• [Problem details] Quote each line of the material verbatim, without the pictures.

• [Raw data]
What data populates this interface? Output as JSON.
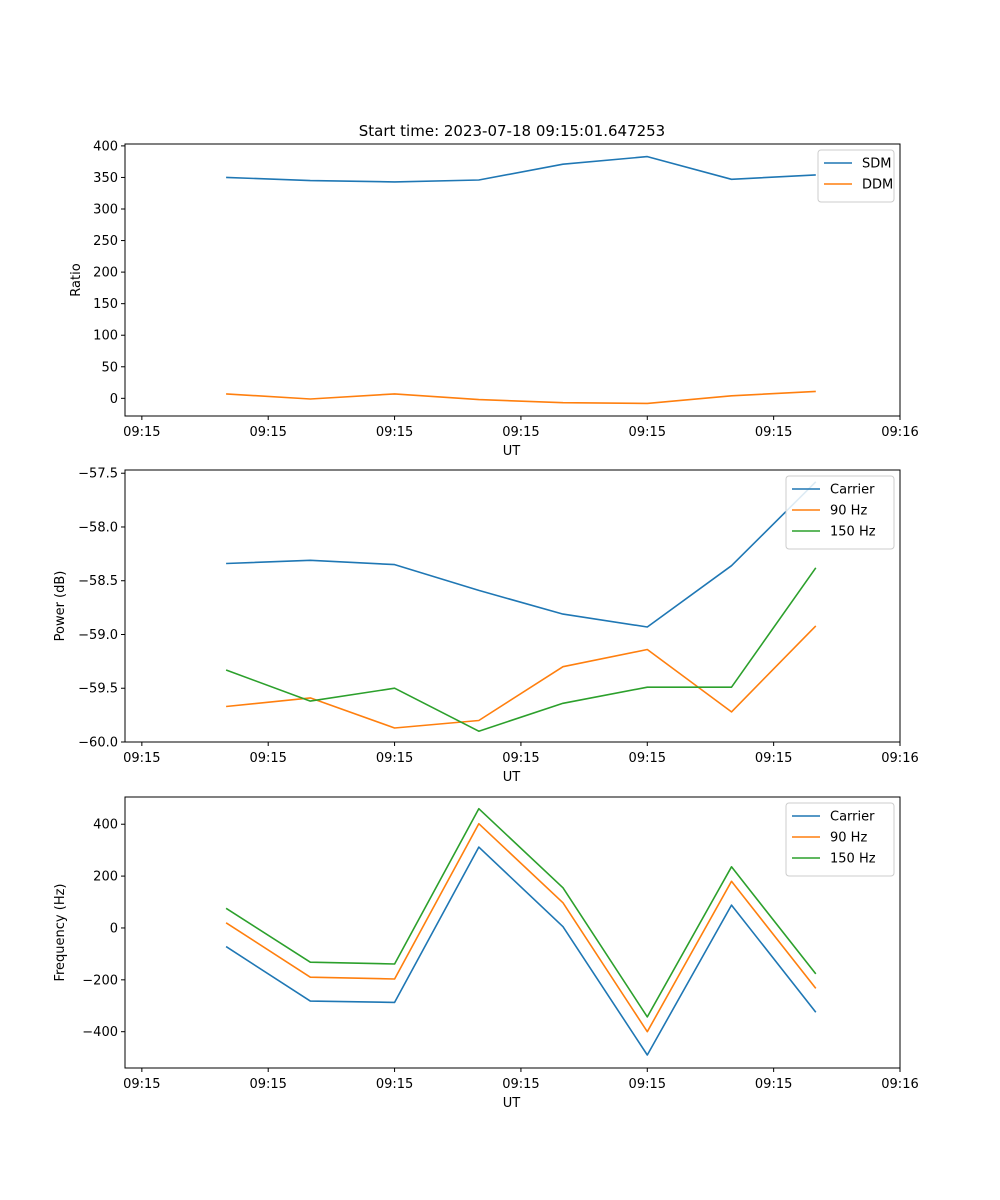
{
  "figure": {
    "title": "Start time: 2023-07-18 09:15:01.647253"
  },
  "colors": {
    "c0": "#1f77b4",
    "c1": "#ff7f0e",
    "c2": "#2ca02c"
  },
  "chart_data": [
    {
      "type": "line",
      "title": "Start time: 2023-07-18 09:15:01.647253",
      "xlabel": "UT",
      "ylabel": "Ratio",
      "x_ticks": [
        "09:15",
        "09:15",
        "09:15",
        "09:15",
        "09:15",
        "09:15",
        "09:16"
      ],
      "x": [
        1,
        2,
        3,
        4,
        5,
        6,
        7,
        8
      ],
      "xlim": [
        -0.2,
        9
      ],
      "ylim": [
        -28,
        403
      ],
      "y_ticks": [
        "400",
        "350",
        "300",
        "250",
        "200",
        "150",
        "100",
        "50",
        "0"
      ],
      "y_tick_values": [
        400,
        350,
        300,
        250,
        200,
        150,
        100,
        50,
        0
      ],
      "series": [
        {
          "name": "SDM",
          "values": [
            350,
            345,
            343,
            346,
            371,
            383,
            347,
            354
          ]
        },
        {
          "name": "DDM",
          "values": [
            7,
            -1,
            7,
            -2,
            -7,
            -8,
            4,
            11
          ]
        }
      ],
      "legend": "upper right"
    },
    {
      "type": "line",
      "title": "",
      "xlabel": "UT",
      "ylabel": "Power (dB)",
      "x_ticks": [
        "09:15",
        "09:15",
        "09:15",
        "09:15",
        "09:15",
        "09:15",
        "09:16"
      ],
      "x": [
        1,
        2,
        3,
        4,
        5,
        6,
        7,
        8
      ],
      "xlim": [
        -0.2,
        9
      ],
      "ylim": [
        -60.0,
        -57.47
      ],
      "y_ticks": [
        "−57.5",
        "−58.0",
        "−58.5",
        "−59.0",
        "−59.5",
        "−60.0"
      ],
      "y_tick_values": [
        -57.5,
        -58.0,
        -58.5,
        -59.0,
        -59.5,
        -60.0
      ],
      "series": [
        {
          "name": "Carrier",
          "values": [
            -58.34,
            -58.31,
            -58.35,
            -58.59,
            -58.81,
            -58.93,
            -58.36,
            -57.58
          ]
        },
        {
          "name": "90 Hz",
          "values": [
            -59.67,
            -59.59,
            -59.87,
            -59.8,
            -59.3,
            -59.14,
            -59.72,
            -58.92
          ]
        },
        {
          "name": "150 Hz",
          "values": [
            -59.33,
            -59.62,
            -59.5,
            -59.9,
            -59.64,
            -59.49,
            -59.49,
            -58.38
          ]
        }
      ],
      "legend": "upper right"
    },
    {
      "type": "line",
      "title": "",
      "xlabel": "UT",
      "ylabel": "Frequency (Hz)",
      "x_ticks": [
        "09:15",
        "09:15",
        "09:15",
        "09:15",
        "09:15",
        "09:15",
        "09:16"
      ],
      "x": [
        1,
        2,
        3,
        4,
        5,
        6,
        7,
        8
      ],
      "xlim": [
        -0.2,
        9
      ],
      "ylim": [
        -540,
        505
      ],
      "y_ticks": [
        "400",
        "200",
        "0",
        "−200",
        "−400"
      ],
      "y_tick_values": [
        400,
        200,
        0,
        -200,
        -400
      ],
      "series": [
        {
          "name": "Carrier",
          "values": [
            -72,
            -282,
            -287,
            312,
            5,
            -490,
            88,
            -325
          ]
        },
        {
          "name": "90 Hz",
          "values": [
            20,
            -190,
            -197,
            402,
            97,
            -400,
            180,
            -233
          ]
        },
        {
          "name": "150 Hz",
          "values": [
            76,
            -132,
            -139,
            460,
            155,
            -343,
            236,
            -177
          ]
        }
      ],
      "legend": "upper right"
    }
  ]
}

• [Worked answer]
What data populates this interface? Output as JSON.
{
  "figure": {
    "title": "Start time: 2023-07-18 09:15:01.647253"
  },
  "colors": {
    "c0": "#1f77b4",
    "c1": "#ff7f0e",
    "c2": "#2ca02c"
  },
  "chart_data": [
    {
      "type": "line",
      "title": "Start time: 2023-07-18 09:15:01.647253",
      "xlabel": "UT",
      "ylabel": "Ratio",
      "x_ticks": [
        "09:15",
        "09:15",
        "09:15",
        "09:15",
        "09:15",
        "09:15",
        "09:16"
      ],
      "x": [
        1,
        2,
        3,
        4,
        5,
        6,
        7,
        8
      ],
      "xlim": [
        -0.2,
        9
      ],
      "ylim": [
        -28,
        403
      ],
      "y_ticks": [
        "400",
        "350",
        "300",
        "250",
        "200",
        "150",
        "100",
        "50",
        "0"
      ],
      "y_tick_values": [
        400,
        350,
        300,
        250,
        200,
        150,
        100,
        50,
        0
      ],
      "series": [
        {
          "name": "SDM",
          "values": [
            350,
            345,
            343,
            346,
            371,
            383,
            347,
            354
          ]
        },
        {
          "name": "DDM",
          "values": [
            7,
            -1,
            7,
            -2,
            -7,
            -8,
            4,
            11
          ]
        }
      ],
      "legend": "upper right"
    },
    {
      "type": "line",
      "title": "",
      "xlabel": "UT",
      "ylabel": "Power (dB)",
      "x_ticks": [
        "09:15",
        "09:15",
        "09:15",
        "09:15",
        "09:15",
        "09:15",
        "09:16"
      ],
      "x": [
        1,
        2,
        3,
        4,
        5,
        6,
        7,
        8
      ],
      "xlim": [
        -0.2,
        9
      ],
      "ylim": [
        -60.0,
        -57.47
      ],
      "y_ticks": [
        "−57.5",
        "−58.0",
        "−58.5",
        "−59.0",
        "−59.5",
        "−60.0"
      ],
      "y_tick_values": [
        -57.5,
        -58.0,
        -58.5,
        -59.0,
        -59.5,
        -60.0
      ],
      "series": [
        {
          "name": "Carrier",
          "values": [
            -58.34,
            -58.31,
            -58.35,
            -58.59,
            -58.81,
            -58.93,
            -58.36,
            -57.58
          ]
        },
        {
          "name": "90 Hz",
          "values": [
            -59.67,
            -59.59,
            -59.87,
            -59.8,
            -59.3,
            -59.14,
            -59.72,
            -58.92
          ]
        },
        {
          "name": "150 Hz",
          "values": [
            -59.33,
            -59.62,
            -59.5,
            -59.9,
            -59.64,
            -59.49,
            -59.49,
            -58.38
          ]
        }
      ],
      "legend": "upper right"
    },
    {
      "type": "line",
      "title": "",
      "xlabel": "UT",
      "ylabel": "Frequency (Hz)",
      "x_ticks": [
        "09:15",
        "09:15",
        "09:15",
        "09:15",
        "09:15",
        "09:15",
        "09:16"
      ],
      "x": [
        1,
        2,
        3,
        4,
        5,
        6,
        7,
        8
      ],
      "xlim": [
        -0.2,
        9
      ],
      "ylim": [
        -540,
        505
      ],
      "y_ticks": [
        "400",
        "200",
        "0",
        "−200",
        "−400"
      ],
      "y_tick_values": [
        400,
        200,
        0,
        -200,
        -400
      ],
      "series": [
        {
          "name": "Carrier",
          "values": [
            -72,
            -282,
            -287,
            312,
            5,
            -490,
            88,
            -325
          ]
        },
        {
          "name": "90 Hz",
          "values": [
            20,
            -190,
            -197,
            402,
            97,
            -400,
            180,
            -233
          ]
        },
        {
          "name": "150 Hz",
          "values": [
            76,
            -132,
            -139,
            460,
            155,
            -343,
            236,
            -177
          ]
        }
      ],
      "legend": "upper right"
    }
  ]
}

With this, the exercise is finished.